====== TEXTO ======

Acerca de Rafa Poverello

Más allá de la falsedad del nombre, pues no soy pobre ni aunque quisiera en virtud del bagaje socio-cultural del que me es imposible escabullirme, mi espíritu anda de su lado, no porque sean buenos, sino porque se les trata injustamente.

Reseñas de «Mishasho»

mishasho     Como uno no es famoso, ni conocido, ni nada que se le asome, pues le hace ilusión que, de repente, en un mismo día y desde contextos totalmente distintos, aparezcan en la red dos reseñas de su novela «Mishasho».

     La primera en una revista web alternativa de cultura, Arte-factor, y la otra en una página muy familiar donde compartir lecturas de la que soy usuario desde hace bastantes años: Sopa de libros.

     Pues gracias a uno y a otro, lo primero por leerme sin cortarse las venas (digo yo), y lo segundo por vuestra generosidad y sinceridad.

====== CONTENIDO DE DATOS ======

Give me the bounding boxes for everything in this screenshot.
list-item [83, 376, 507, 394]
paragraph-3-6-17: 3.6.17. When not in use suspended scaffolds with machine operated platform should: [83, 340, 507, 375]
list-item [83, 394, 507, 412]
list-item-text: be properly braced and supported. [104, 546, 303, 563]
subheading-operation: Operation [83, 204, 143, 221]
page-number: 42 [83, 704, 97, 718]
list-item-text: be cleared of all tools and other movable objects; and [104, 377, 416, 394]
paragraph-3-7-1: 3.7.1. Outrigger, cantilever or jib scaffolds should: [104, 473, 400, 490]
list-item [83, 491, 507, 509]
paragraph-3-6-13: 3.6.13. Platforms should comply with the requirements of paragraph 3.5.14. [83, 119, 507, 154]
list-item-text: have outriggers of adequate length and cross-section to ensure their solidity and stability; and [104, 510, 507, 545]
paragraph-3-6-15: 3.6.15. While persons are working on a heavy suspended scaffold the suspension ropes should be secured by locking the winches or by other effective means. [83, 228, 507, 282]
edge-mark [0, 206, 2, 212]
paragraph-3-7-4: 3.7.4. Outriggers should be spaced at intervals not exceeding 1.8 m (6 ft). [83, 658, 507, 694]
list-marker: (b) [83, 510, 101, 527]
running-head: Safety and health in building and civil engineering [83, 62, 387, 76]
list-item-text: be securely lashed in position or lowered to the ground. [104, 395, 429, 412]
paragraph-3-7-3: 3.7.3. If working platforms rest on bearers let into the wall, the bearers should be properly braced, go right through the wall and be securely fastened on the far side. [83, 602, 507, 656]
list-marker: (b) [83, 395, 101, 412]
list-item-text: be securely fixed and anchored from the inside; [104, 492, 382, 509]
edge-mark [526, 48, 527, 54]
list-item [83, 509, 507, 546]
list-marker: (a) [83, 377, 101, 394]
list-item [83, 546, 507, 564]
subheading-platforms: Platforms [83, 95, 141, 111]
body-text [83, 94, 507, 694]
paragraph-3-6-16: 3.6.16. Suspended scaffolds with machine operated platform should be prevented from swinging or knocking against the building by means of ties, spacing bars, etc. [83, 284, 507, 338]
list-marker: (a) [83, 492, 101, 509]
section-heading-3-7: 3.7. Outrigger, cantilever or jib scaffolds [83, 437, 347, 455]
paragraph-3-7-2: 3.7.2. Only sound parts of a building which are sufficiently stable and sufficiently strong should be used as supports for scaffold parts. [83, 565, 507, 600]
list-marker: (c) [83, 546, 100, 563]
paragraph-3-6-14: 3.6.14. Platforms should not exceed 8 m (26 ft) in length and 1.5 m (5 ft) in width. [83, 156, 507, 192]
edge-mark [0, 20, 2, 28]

======

# PREGUNTAS POR RESPONDER
1. Según el texto, ¿en qué revista web alternativa de cultura apareció la primera reseña de «Mishasho»?
2. Reproduce el fragmento del texto comprendido entre "Acerca de Rafa" y "generosidad y sinceridad.", ambos incluidos.
Los ítems no intervienen en estas tareas.

# SOLUCIONES PROPUESTAS
1. En Arte-factor.

2.
Acerca de Rafa Poverello

Más allá de la falsedad del nombre, pues no soy pobre ni aunque quisiera en virtud del bagaje socio-cultural del que me es imposible escabullirme, mi espíritu anda de su lado, no porque sean buenos, sino porque se les trata injustamente.

Reseñas de «Mishasho»

mishasho     Como uno no es famoso, ni conocido, ni nada que se le asome, pues le hace ilusión que, de repente, en un mismo día y desde contextos totalmente distintos, aparezcan en la red dos reseñas de su novela «Mishasho».

     La primera en una revista web alternativa de cultura, Arte-factor, y la otra en una página muy familiar donde compartir lecturas de la que soy usuario desde hace bastantes años: Sopa de libros.

     Pues gracias a uno y a otro, lo primero por leerme sin cortarse las venas (digo yo), y lo segundo por vuestra generosidad y sinceridad.